▶ [Okuma Metni]:
▼

09 Temmuz 2016 15:39

Bir kişi: Lenin, Bir kavram: Emperyalizm

Lenin kimdir? Emperyalizm nedir?

Paylaş

Lenin kimdir?

1917 Ekim devriminin önderi Vladimir İliç Ulyanov, 22 Nisan 1870'te Simbirsk kentinde doğdu. Ağabeyi Aleksandr'ın çara karşı suikast girişimine katıldığı için kurşuna dizildiği yıl, 1887'de, liseyi bitirerek Kazan Üniversitesi Hukuk Fakültesine girdi. Üç ay sonra devrimci öğrenci hareketi içinde yer aldığı için üniversiteden atıldı. 1895'te ülke dışına çıkıp Marksizmin önemli temsilcileriyle tanıştıktan sonra St. Petersburg'a dönüp ‘İşçi Sınıfının Kurtuluşu İçin Mücadele Birliği’ adlı gizli bir örgüt kurdu. Aynı yılın sonunda tutuklandı, on dört ay hücrede kaldıktan sonra Sibirya'ya sürgüne gönderildi. Sosyal-demokrat gruplarla bağını sürdürüp, bir parti program taslağı hazırladı. RSDİP (Rusya Sosyal-Demokrat İşçi Partisi) 1898 Martında Minsk'te toplanan bir kongreyle kuruldu. Aralık 1900'de yayınlanmaya başlayan lskra gazetesinde yayınlanan bir makalesinde ilk kez 'Lenin' takma adını kullandı. RSDİP'nin 1903'te ikinci kongresinde, demokratik merkeziyetçilikle devrimci-demokratik diktatörlük konularında ortaya çıkan görüş ayrılığı sonrasında, merkez komite ile  lskra yazı kurulunda çoğunluğu sağlayan Lenin'le arkadaşları bolşevik, muhalifleri ise menşevik adlarıyla anılmaya başladılar. 1905 devriminin yenilgiye uğramasından sonra Aralık 1907'de yeniden Avrupa'daki sürgün yaşamına döndü. 1. Dünya Savaşı'nın başlamasından sonra kendi hükümetlerine destek olma politikasının sosyal-şoven bir politika olduğunu ileri sürerek, emperyalist savaşı iç savaşa döndürme çağrısında bulundu. 1917 Şubat devriminden sonra Petrograd'a döndü. 7 Kasım'da Lenin'in önderliğinde Bolşevikler iktidarı ele geçirdi. 21 Ocak 1924'te Gorki kentinde öldü.

▲

▶ [Yazılı Alıştırma 1]: Kayıtlarda "x-tick-label: 2008 <box>437 587 461 599</box>" ifadesini içeren satırdan başlayarak "site-link[interactable]: www.ProRealTime.com <box>674" ifadesini içeren satıra kadar uzanan bütün satırları, her iki uç satır da dahil olmak üzere, hiçbir değişiklik yapmadan aktarınız.
Metin ile kayıtlar birbirinden farklı kaynaklardan alınmıştır.

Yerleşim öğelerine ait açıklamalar
▼

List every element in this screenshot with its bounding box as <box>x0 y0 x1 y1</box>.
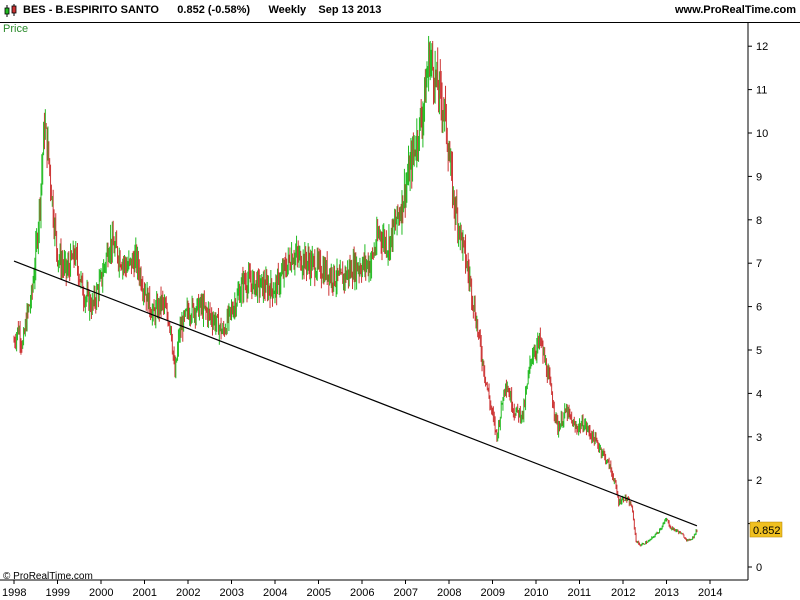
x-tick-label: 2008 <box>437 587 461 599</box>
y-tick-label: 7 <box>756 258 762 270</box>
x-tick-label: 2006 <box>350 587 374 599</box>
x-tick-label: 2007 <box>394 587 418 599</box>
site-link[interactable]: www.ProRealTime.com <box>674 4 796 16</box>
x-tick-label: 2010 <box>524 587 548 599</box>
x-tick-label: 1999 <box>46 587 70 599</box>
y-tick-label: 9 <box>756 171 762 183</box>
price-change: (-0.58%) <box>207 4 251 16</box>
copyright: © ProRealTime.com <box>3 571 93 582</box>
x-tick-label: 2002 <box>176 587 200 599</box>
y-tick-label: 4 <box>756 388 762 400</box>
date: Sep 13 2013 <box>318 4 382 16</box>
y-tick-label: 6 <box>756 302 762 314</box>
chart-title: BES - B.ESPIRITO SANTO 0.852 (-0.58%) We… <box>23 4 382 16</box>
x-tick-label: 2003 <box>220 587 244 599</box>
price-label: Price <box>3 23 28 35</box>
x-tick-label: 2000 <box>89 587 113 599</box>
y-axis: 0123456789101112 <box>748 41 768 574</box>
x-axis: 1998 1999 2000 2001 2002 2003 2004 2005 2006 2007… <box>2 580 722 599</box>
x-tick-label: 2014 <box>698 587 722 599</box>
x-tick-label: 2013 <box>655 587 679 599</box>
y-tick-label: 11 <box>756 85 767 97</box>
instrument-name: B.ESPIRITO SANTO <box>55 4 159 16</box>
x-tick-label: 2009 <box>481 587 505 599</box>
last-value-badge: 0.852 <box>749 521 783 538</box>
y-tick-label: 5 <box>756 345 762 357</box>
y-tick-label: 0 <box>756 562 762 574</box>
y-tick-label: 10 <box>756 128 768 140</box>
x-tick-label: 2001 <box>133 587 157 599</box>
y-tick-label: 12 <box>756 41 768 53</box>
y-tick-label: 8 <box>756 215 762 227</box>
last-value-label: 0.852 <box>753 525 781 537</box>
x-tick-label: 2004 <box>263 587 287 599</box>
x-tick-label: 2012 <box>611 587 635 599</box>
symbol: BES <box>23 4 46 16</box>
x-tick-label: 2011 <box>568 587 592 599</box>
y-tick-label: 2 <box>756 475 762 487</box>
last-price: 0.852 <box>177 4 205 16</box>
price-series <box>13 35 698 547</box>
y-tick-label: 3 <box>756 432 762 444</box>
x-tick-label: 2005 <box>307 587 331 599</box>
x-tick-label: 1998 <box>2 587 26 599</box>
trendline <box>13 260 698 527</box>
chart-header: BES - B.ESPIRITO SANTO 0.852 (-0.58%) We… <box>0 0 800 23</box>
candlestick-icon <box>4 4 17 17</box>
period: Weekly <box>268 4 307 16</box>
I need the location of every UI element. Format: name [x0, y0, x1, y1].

▲
▼

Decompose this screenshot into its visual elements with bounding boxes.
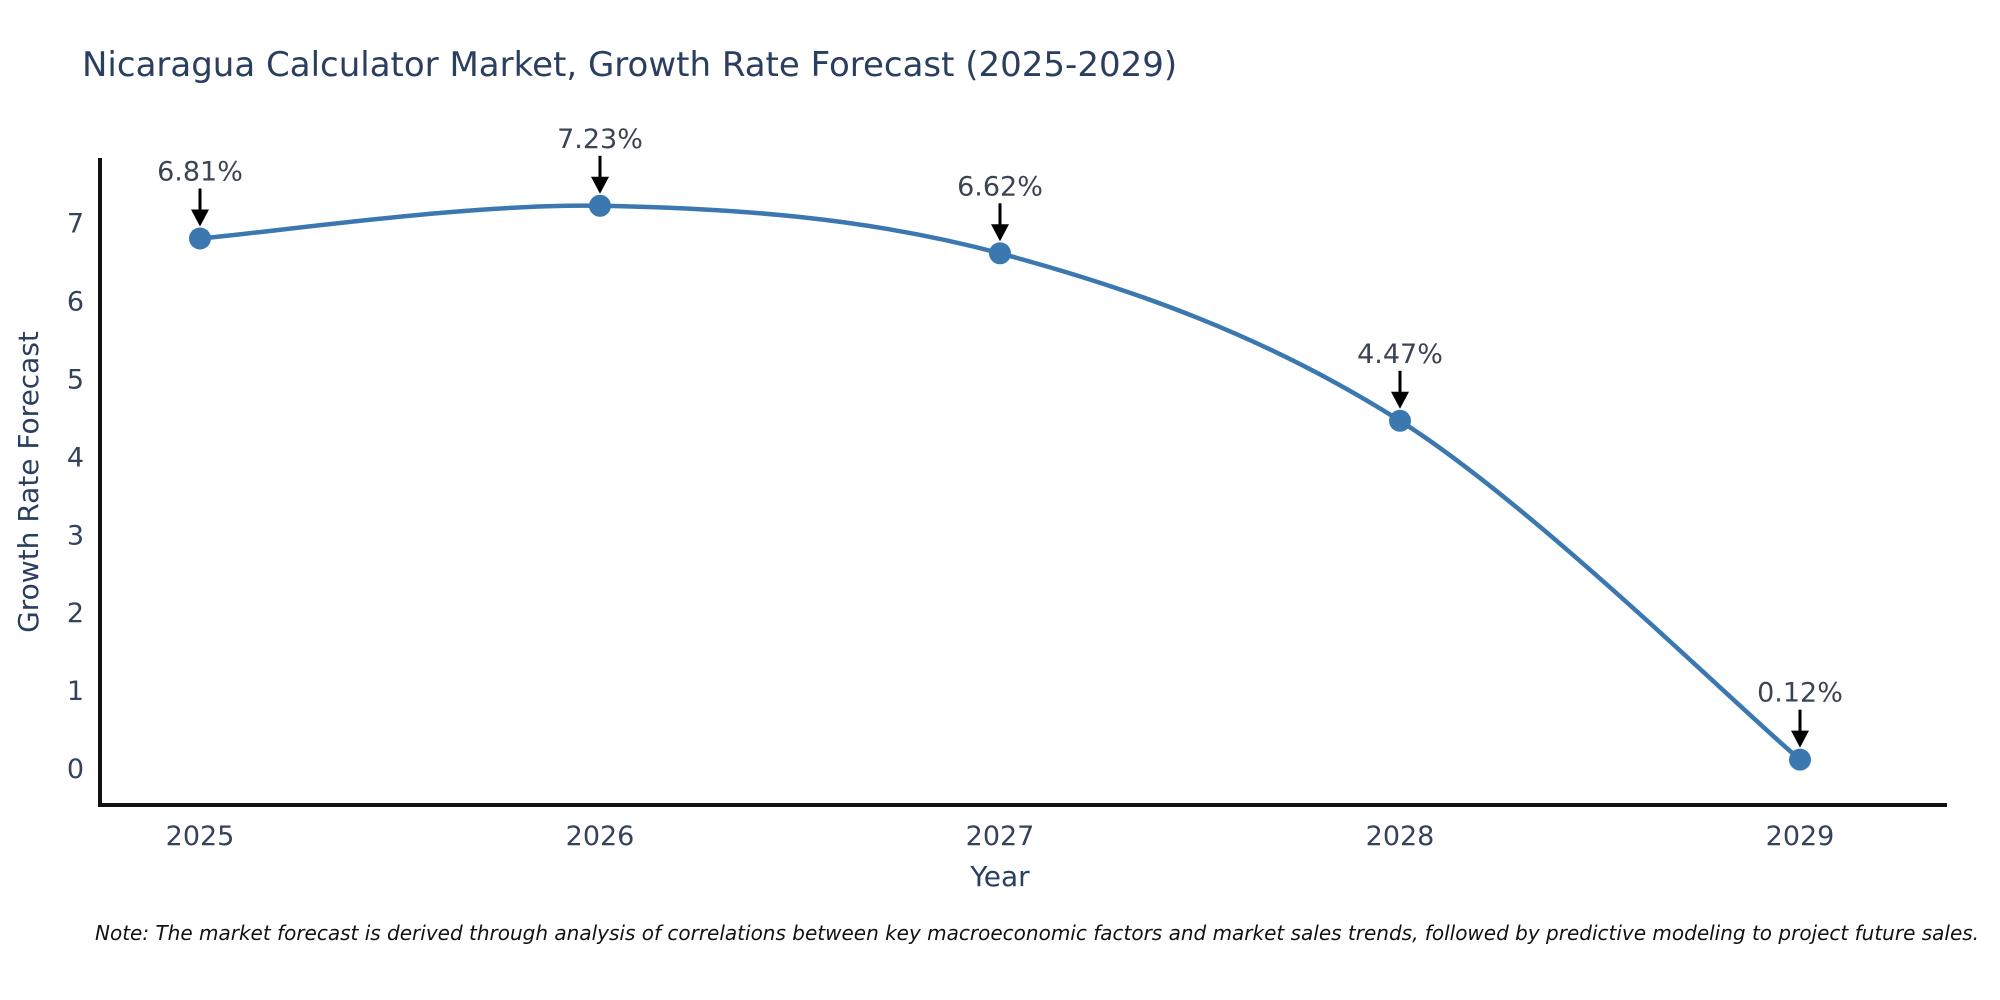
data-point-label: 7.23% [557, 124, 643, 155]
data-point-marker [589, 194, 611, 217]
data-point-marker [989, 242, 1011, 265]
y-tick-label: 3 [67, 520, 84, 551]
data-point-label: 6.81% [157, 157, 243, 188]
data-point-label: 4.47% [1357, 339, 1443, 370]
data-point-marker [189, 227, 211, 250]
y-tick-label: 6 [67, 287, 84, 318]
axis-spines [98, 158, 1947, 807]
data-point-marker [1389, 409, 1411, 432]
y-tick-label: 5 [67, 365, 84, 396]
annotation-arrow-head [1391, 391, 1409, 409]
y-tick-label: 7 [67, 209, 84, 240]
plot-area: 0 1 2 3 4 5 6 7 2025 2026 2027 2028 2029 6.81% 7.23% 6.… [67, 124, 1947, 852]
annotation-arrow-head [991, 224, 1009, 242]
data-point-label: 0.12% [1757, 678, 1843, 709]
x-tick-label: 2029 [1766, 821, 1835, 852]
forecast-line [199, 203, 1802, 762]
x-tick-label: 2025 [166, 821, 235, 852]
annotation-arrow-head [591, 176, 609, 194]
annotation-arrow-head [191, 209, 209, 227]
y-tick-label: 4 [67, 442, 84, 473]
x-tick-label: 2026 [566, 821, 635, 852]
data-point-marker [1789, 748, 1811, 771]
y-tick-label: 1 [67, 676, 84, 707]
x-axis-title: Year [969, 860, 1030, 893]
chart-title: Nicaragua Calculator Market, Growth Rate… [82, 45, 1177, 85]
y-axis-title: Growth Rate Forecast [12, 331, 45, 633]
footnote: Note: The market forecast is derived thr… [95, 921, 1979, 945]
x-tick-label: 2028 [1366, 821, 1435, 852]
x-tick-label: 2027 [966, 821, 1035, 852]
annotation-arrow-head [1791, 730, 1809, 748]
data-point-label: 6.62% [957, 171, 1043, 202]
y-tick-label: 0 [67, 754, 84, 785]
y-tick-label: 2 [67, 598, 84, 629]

▲

▶ [Yazılı Alıştırma 2]: Metne göre Lenin hangi tarihte ve hangi kentte doğmuştur?

▶ [Tam Yanıt 1]:
x-tick-label: 2008 <box>437 587 461 599</box>
y-tick-label: 7 <box>756 258 762 270</box>
x-tick-label: 2006 <box>350 587 374 599</box>
x-tick-label: 2007 <box>394 587 418 599</box>
site-link[interactable]: www.ProRealTime.com <box>674 4 796 16</box>

▶ [Tam Yanıt 2]: Lenin, 22 Nisan 1870'te Simbirsk kentinde doğmuştur.